Problem description: Print all of the data exactly.

Excerpted records:
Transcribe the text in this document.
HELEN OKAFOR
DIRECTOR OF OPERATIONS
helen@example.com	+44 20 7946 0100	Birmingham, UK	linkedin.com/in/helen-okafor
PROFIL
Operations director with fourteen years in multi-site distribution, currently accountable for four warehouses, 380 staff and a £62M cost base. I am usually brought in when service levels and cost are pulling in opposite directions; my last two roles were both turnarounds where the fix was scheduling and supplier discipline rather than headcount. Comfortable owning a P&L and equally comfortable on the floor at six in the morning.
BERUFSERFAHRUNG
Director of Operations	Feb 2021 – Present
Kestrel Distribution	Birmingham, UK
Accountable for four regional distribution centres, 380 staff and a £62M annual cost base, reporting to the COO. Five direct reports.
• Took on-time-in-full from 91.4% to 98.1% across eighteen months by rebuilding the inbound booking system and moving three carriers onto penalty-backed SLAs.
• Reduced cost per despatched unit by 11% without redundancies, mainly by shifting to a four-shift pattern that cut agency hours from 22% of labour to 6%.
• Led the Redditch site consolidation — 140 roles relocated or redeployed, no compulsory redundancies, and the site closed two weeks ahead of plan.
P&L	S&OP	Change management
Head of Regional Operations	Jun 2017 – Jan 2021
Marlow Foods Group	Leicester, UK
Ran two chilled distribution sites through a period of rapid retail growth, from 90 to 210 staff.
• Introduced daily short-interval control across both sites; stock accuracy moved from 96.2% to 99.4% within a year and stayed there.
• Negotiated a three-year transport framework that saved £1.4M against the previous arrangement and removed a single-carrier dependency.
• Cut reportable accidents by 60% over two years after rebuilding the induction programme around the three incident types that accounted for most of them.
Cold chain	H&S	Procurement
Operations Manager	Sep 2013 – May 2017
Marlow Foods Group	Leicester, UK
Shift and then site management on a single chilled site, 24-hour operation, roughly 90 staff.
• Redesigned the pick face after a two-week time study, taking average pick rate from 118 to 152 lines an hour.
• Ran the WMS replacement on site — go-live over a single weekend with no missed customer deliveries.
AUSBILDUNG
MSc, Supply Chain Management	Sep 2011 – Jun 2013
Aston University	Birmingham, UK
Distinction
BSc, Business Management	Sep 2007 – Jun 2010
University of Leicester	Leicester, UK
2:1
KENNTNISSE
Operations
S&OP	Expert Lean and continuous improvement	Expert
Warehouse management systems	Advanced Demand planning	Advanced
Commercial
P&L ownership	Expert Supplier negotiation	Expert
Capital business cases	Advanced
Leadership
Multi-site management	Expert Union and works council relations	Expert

Expected output:
Transcribe the text in this document.
HELEN OKAFOR
DIRECTOR OF OPERATIONS
helen@example.com	+44 20 7946 0100	Birmingham, UK	linkedin.com/in/helen-okafor
PROFIL
Operations director with fourteen years in multi-site distribution, currently accountable for four warehouses, 380 staff and a £62M cost base. I am usually brought in when service levels and cost are pulling in opposite directions; my last two roles were both turnarounds where the fix was scheduling and supplier discipline rather than headcount. Comfortable owning a P&L and equally comfortable on the floor at six in the morning.
BERUFSERFAHRUNG
Director of Operations	Feb 2021 – Present
Kestrel Distribution	Birmingham, UK
Accountable for four regional distribution centres, 380 staff and a £62M annual cost base, reporting to the COO. Five direct reports.
• Took on-time-in-full from 91.4% to 98.1% across eighteen months by rebuilding the inbound booking system and moving three carriers onto penalty-backed SLAs.
• Reduced cost per despatched unit by 11% without redundancies, mainly by shifting to a four-shift pattern that cut agency hours from 22% of labour to 6%.
• Led the Redditch site consolidation — 140 roles relocated or redeployed, no compulsory redundancies, and the site closed two weeks ahead of plan.
P&L	S&OP	Change management
Head of Regional Operations	Jun 2017 – Jan 2021
Marlow Foods Group	Leicester, UK
Ran two chilled distribution sites through a period of rapid retail growth, from 90 to 210 staff.
• Introduced daily short-interval control across both sites; stock accuracy moved from 96.2% to 99.4% within a year and stayed there.
• Negotiated a three-year transport framework that saved £1.4M against the previous arrangement and removed a single-carrier dependency.
• Cut reportable accidents by 60% over two years after rebuilding the induction programme around the three incident types that accounted for most of them.
Cold chain	H&S	Procurement
Operations Manager	Sep 2013 – May 2017
Marlow Foods Group	Leicester, UK
Shift and then site management on a single chilled site, 24-hour operation, roughly 90 staff.
• Redesigned the pick face after a two-week time study, taking average pick rate from 118 to 152 lines an hour.
• Ran the WMS replacement on site — go-live over a single weekend with no missed customer deliveries.
AUSBILDUNG
MSc, Supply Chain Management	Sep 2011 – Jun 2013
Aston University	Birmingham, UK
Distinction
BSc, Business Management	Sep 2007 – Jun 2010
University of Leicester	Leicester, UK
2:1
KENNTNISSE
Operations
S&OP	Expert Lean and continuous improvement	Expert
Warehouse management systems	Advanced Demand planning	Advanced
Commercial
P&L ownership	Expert Supplier negotiation	Expert
Capital business cases	Advanced
Leadership
Multi-site management	Expert Union and works council relations	Expert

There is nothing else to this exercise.